### [Short exercise]
Below are some records; repeat them all exactly, minus the pictures.

### [Stored data]
────────

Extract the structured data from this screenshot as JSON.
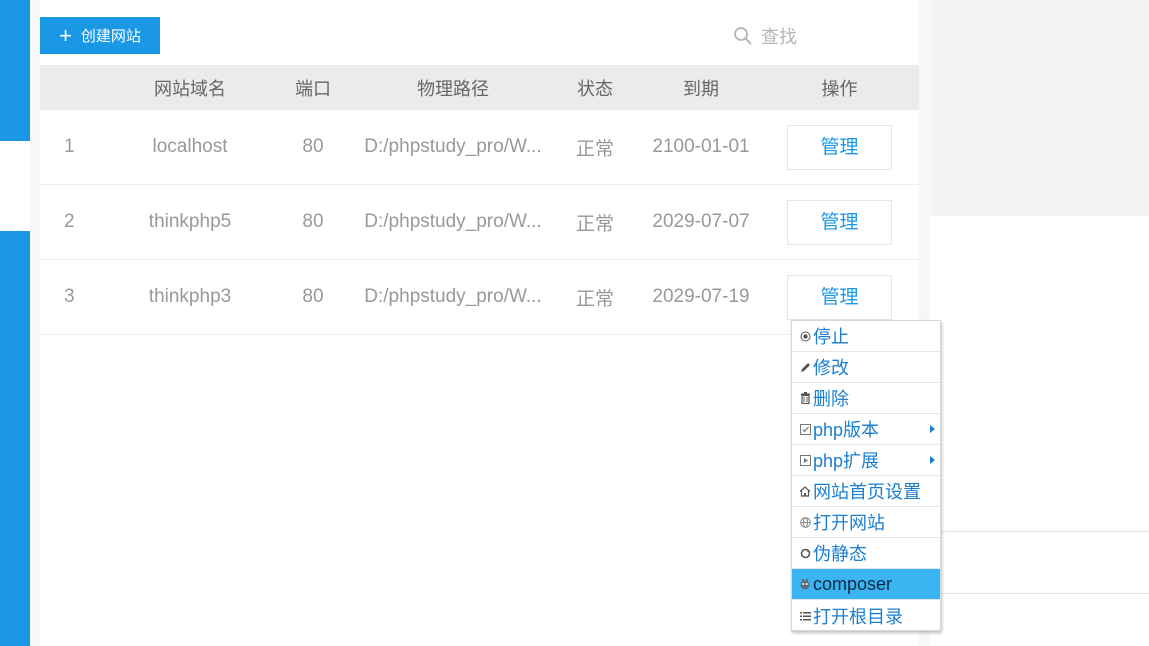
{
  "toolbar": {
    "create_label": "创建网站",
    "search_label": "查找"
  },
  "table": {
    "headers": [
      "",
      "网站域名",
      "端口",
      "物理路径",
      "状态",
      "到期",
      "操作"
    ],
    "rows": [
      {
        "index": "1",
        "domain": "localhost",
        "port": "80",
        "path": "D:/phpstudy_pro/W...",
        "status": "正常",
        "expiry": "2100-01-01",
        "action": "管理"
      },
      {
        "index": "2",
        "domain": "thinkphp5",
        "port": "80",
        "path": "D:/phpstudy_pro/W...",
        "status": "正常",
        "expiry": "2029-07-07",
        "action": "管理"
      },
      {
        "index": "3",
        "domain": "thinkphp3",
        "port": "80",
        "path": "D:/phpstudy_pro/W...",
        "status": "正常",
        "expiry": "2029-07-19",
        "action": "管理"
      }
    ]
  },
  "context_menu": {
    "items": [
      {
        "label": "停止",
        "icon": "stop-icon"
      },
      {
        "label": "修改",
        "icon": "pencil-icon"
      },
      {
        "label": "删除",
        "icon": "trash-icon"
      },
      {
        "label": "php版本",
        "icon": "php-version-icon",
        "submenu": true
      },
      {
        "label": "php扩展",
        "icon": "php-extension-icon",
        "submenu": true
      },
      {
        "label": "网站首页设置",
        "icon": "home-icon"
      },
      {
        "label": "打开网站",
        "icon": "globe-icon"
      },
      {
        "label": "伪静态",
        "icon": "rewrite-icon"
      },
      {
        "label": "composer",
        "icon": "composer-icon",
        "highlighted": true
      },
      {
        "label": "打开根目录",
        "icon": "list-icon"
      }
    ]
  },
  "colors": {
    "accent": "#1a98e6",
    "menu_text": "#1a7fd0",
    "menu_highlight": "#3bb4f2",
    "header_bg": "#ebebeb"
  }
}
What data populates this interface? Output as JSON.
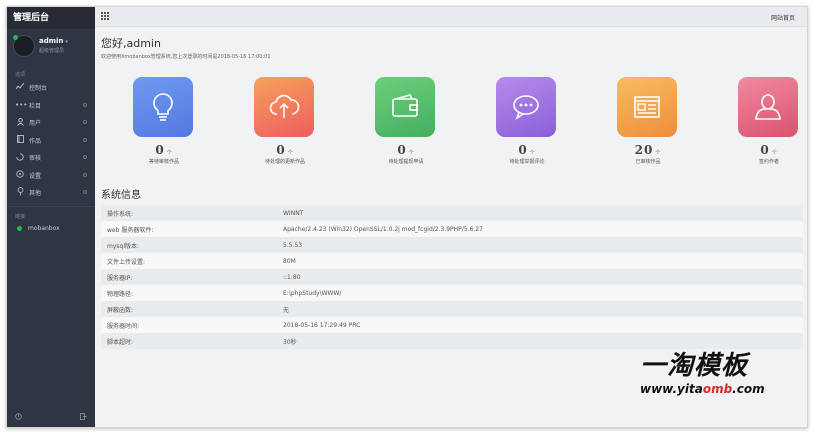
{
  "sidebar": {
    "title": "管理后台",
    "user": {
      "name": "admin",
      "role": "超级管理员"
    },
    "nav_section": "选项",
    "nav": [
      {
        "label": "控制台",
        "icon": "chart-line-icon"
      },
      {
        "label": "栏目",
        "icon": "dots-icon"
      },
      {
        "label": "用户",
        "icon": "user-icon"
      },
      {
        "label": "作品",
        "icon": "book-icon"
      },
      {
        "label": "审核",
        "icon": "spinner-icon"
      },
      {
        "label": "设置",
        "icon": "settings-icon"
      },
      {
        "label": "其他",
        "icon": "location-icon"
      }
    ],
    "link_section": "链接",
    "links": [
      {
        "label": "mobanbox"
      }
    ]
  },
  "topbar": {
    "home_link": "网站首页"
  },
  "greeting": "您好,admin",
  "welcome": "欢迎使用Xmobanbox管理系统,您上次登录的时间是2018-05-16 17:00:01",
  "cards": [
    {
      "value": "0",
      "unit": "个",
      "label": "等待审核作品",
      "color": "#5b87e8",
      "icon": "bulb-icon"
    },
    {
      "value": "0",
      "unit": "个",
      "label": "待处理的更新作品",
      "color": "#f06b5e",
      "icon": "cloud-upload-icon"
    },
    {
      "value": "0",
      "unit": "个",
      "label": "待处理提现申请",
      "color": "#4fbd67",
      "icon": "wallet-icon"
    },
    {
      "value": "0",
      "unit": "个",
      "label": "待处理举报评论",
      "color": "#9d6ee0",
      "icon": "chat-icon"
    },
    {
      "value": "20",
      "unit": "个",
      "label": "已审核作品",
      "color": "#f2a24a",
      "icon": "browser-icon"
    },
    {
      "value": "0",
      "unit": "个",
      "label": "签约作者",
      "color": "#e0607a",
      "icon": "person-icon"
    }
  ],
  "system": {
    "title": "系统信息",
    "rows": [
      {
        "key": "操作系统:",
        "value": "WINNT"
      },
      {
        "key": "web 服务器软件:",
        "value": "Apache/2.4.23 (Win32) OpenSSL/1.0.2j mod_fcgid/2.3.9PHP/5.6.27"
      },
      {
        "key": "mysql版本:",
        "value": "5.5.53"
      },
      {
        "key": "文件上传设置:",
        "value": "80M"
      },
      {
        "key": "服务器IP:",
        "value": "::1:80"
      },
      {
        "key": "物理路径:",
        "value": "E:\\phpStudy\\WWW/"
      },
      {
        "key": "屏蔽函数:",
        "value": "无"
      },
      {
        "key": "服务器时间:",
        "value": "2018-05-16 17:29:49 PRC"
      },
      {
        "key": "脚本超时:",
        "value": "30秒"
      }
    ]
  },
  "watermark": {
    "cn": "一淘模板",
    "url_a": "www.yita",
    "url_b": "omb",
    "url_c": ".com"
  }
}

────────

### [Expected answer]
Extract the structured data from this screenshot as JSON.
{
  "toolbar": {
    "create_label": "创建网站",
    "search_label": "查找"
  },
  "table": {
    "headers": [
      "",
      "网站域名",
      "端口",
      "物理路径",
      "状态",
      "到期",
      "操作"
    ],
    "rows": [
      {
        "index": "1",
        "domain": "localhost",
        "port": "80",
        "path": "D:/phpstudy_pro/W...",
        "status": "正常",
        "expiry": "2100-01-01",
        "action": "管理"
      },
      {
        "index": "2",
        "domain": "thinkphp5",
        "port": "80",
        "path": "D:/phpstudy_pro/W...",
        "status": "正常",
        "expiry": "2029-07-07",
        "action": "管理"
      },
      {
        "index": "3",
        "domain": "thinkphp3",
        "port": "80",
        "path": "D:/phpstudy_pro/W...",
        "status": "正常",
        "expiry": "2029-07-19",
        "action": "管理"
      }
    ]
  },
  "context_menu": {
    "items": [
      {
        "label": "停止",
        "icon": "stop-icon"
      },
      {
        "label": "修改",
        "icon": "pencil-icon"
      },
      {
        "label": "删除",
        "icon": "trash-icon"
      },
      {
        "label": "php版本",
        "icon": "php-version-icon",
        "submenu": true
      },
      {
        "label": "php扩展",
        "icon": "php-extension-icon",
        "submenu": true
      },
      {
        "label": "网站首页设置",
        "icon": "home-icon"
      },
      {
        "label": "打开网站",
        "icon": "globe-icon"
      },
      {
        "label": "伪静态",
        "icon": "rewrite-icon"
      },
      {
        "label": "composer",
        "icon": "composer-icon",
        "highlighted": true
      },
      {
        "label": "打开根目录",
        "icon": "list-icon"
      }
    ]
  },
  "colors": {
    "accent": "#1a98e6",
    "menu_text": "#1a7fd0",
    "menu_highlight": "#3bb4f2",
    "header_bg": "#ebebeb"
  }
}
What data populates this interface? Output as JSON.
{
  "sidebar": {
    "title": "管理后台",
    "user": {
      "name": "admin",
      "role": "超级管理员"
    },
    "nav_section": "选项",
    "nav": [
      {
        "label": "控制台",
        "icon": "chart-line-icon"
      },
      {
        "label": "栏目",
        "icon": "dots-icon"
      },
      {
        "label": "用户",
        "icon": "user-icon"
      },
      {
        "label": "作品",
        "icon": "book-icon"
      },
      {
        "label": "审核",
        "icon": "spinner-icon"
      },
      {
        "label": "设置",
        "icon": "settings-icon"
      },
      {
        "label": "其他",
        "icon": "location-icon"
      }
    ],
    "link_section": "链接",
    "links": [
      {
        "label": "mobanbox"
      }
    ]
  },
  "topbar": {
    "home_link": "网站首页"
  },
  "greeting": "您好,admin",
  "welcome": "欢迎使用Xmobanbox管理系统,您上次登录的时间是2018-05-16 17:00:01",
  "cards": [
    {
      "value": "0",
      "unit": "个",
      "label": "等待审核作品",
      "color": "#5b87e8",
      "icon": "bulb-icon"
    },
    {
      "value": "0",
      "unit": "个",
      "label": "待处理的更新作品",
      "color": "#f06b5e",
      "icon": "cloud-upload-icon"
    },
    {
      "value": "0",
      "unit": "个",
      "label": "待处理提现申请",
      "color": "#4fbd67",
      "icon": "wallet-icon"
    },
    {
      "value": "0",
      "unit": "个",
      "label": "待处理举报评论",
      "color": "#9d6ee0",
      "icon": "chat-icon"
    },
    {
      "value": "20",
      "unit": "个",
      "label": "已审核作品",
      "color": "#f2a24a",
      "icon": "browser-icon"
    },
    {
      "value": "0",
      "unit": "个",
      "label": "签约作者",
      "color": "#e0607a",
      "icon": "person-icon"
    }
  ],
  "system": {
    "title": "系统信息",
    "rows": [
      {
        "key": "操作系统:",
        "value": "WINNT"
      },
      {
        "key": "web 服务器软件:",
        "value": "Apache/2.4.23 (Win32) OpenSSL/1.0.2j mod_fcgid/2.3.9PHP/5.6.27"
      },
      {
        "key": "mysql版本:",
        "value": "5.5.53"
      },
      {
        "key": "文件上传设置:",
        "value": "80M"
      },
      {
        "key": "服务器IP:",
        "value": "::1:80"
      },
      {
        "key": "物理路径:",
        "value": "E:\\phpStudy\\WWW/"
      },
      {
        "key": "屏蔽函数:",
        "value": "无"
      },
      {
        "key": "服务器时间:",
        "value": "2018-05-16 17:29:49 PRC"
      },
      {
        "key": "脚本超时:",
        "value": "30秒"
      }
    ]
  },
  "watermark": {
    "cn": "一淘模板",
    "url_a": "www.yita",
    "url_b": "omb",
    "url_c": ".com"
  }
}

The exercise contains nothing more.